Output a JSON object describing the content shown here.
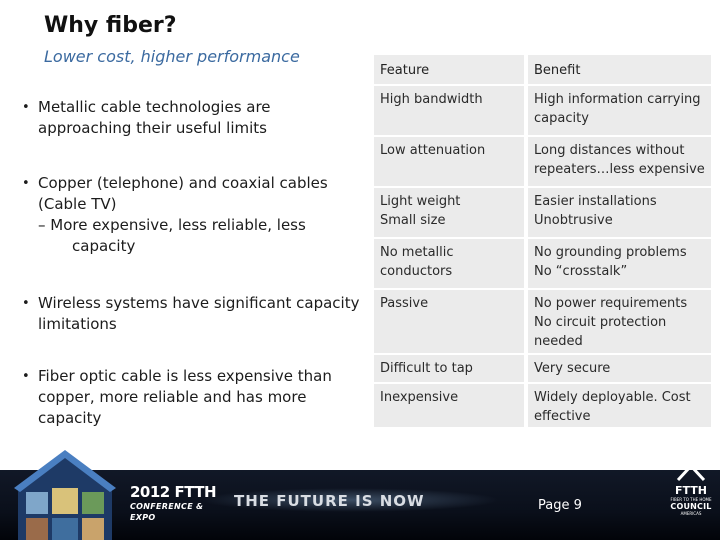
{
  "slide": {
    "title": "Why fiber?",
    "subtitle": "Lower cost, higher performance"
  },
  "bullets": [
    {
      "text": "Metallic cable technologies are approaching their useful limits"
    },
    {
      "text": "Copper (telephone) and coaxial cables (Cable TV)",
      "sub": "– More expensive, less reliable, less capacity"
    },
    {
      "text": "Wireless systems have significant capacity limitations"
    },
    {
      "text": "Fiber optic cable is less expensive than copper, more reliable and has more capacity"
    }
  ],
  "bullet_marker": "•",
  "table": {
    "headers": [
      "Feature",
      "Benefit"
    ],
    "rows": [
      [
        "High bandwidth",
        "High information carrying capacity"
      ],
      [
        "Low attenuation",
        "Long distances without repeaters…less expensive"
      ],
      [
        "Light weight\nSmall size",
        "Easier installations\nUnobtrusive"
      ],
      [
        "No metallic conductors",
        "No grounding problems\nNo “crosstalk”"
      ],
      [
        "Passive",
        "No power requirements\nNo circuit protection needed"
      ],
      [
        "Difficult to tap",
        "Very secure"
      ],
      [
        "Inexpensive",
        "Widely deployable.  Cost effective"
      ]
    ]
  },
  "footer": {
    "expo_year": "2012 FTTH",
    "expo_sub": "CONFERENCE & EXPO",
    "tagline": "THE FUTURE IS NOW",
    "page_label": "Page 9",
    "council_small": "FIBER TO THE HOME",
    "council_ftth": "FTTH",
    "council_name": "COUNCIL",
    "council_region": "AMERICAS"
  },
  "colors": {
    "subtitle": "#3b6aa0",
    "table_cell": "#ebebeb",
    "footer_band": "#0a0f1a"
  }
}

AIM OF THE EXERCISE —
Restate the data above word for word. Do not include the images.

ANSWER TO THIS EXERCISE —
Output a JSON object describing the content shown here.
{
  "slide": {
    "title": "Why fiber?",
    "subtitle": "Lower cost, higher performance"
  },
  "bullets": [
    {
      "text": "Metallic cable technologies are approaching their useful limits"
    },
    {
      "text": "Copper (telephone) and coaxial cables (Cable TV)",
      "sub": "– More expensive, less reliable, less capacity"
    },
    {
      "text": "Wireless systems have significant capacity limitations"
    },
    {
      "text": "Fiber optic cable is less expensive than copper, more reliable and has more capacity"
    }
  ],
  "bullet_marker": "•",
  "table": {
    "headers": [
      "Feature",
      "Benefit"
    ],
    "rows": [
      [
        "High bandwidth",
        "High information carrying capacity"
      ],
      [
        "Low attenuation",
        "Long distances without repeaters…less expensive"
      ],
      [
        "Light weight\nSmall size",
        "Easier installations\nUnobtrusive"
      ],
      [
        "No metallic conductors",
        "No grounding problems\nNo “crosstalk”"
      ],
      [
        "Passive",
        "No power requirements\nNo circuit protection needed"
      ],
      [
        "Difficult to tap",
        "Very secure"
      ],
      [
        "Inexpensive",
        "Widely deployable.  Cost effective"
      ]
    ]
  },
  "footer": {
    "expo_year": "2012 FTTH",
    "expo_sub": "CONFERENCE & EXPO",
    "tagline": "THE FUTURE IS NOW",
    "page_label": "Page 9",
    "council_small": "FIBER TO THE HOME",
    "council_ftth": "FTTH",
    "council_name": "COUNCIL",
    "council_region": "AMERICAS"
  },
  "colors": {
    "subtitle": "#3b6aa0",
    "table_cell": "#ebebeb",
    "footer_band": "#0a0f1a"
  }
}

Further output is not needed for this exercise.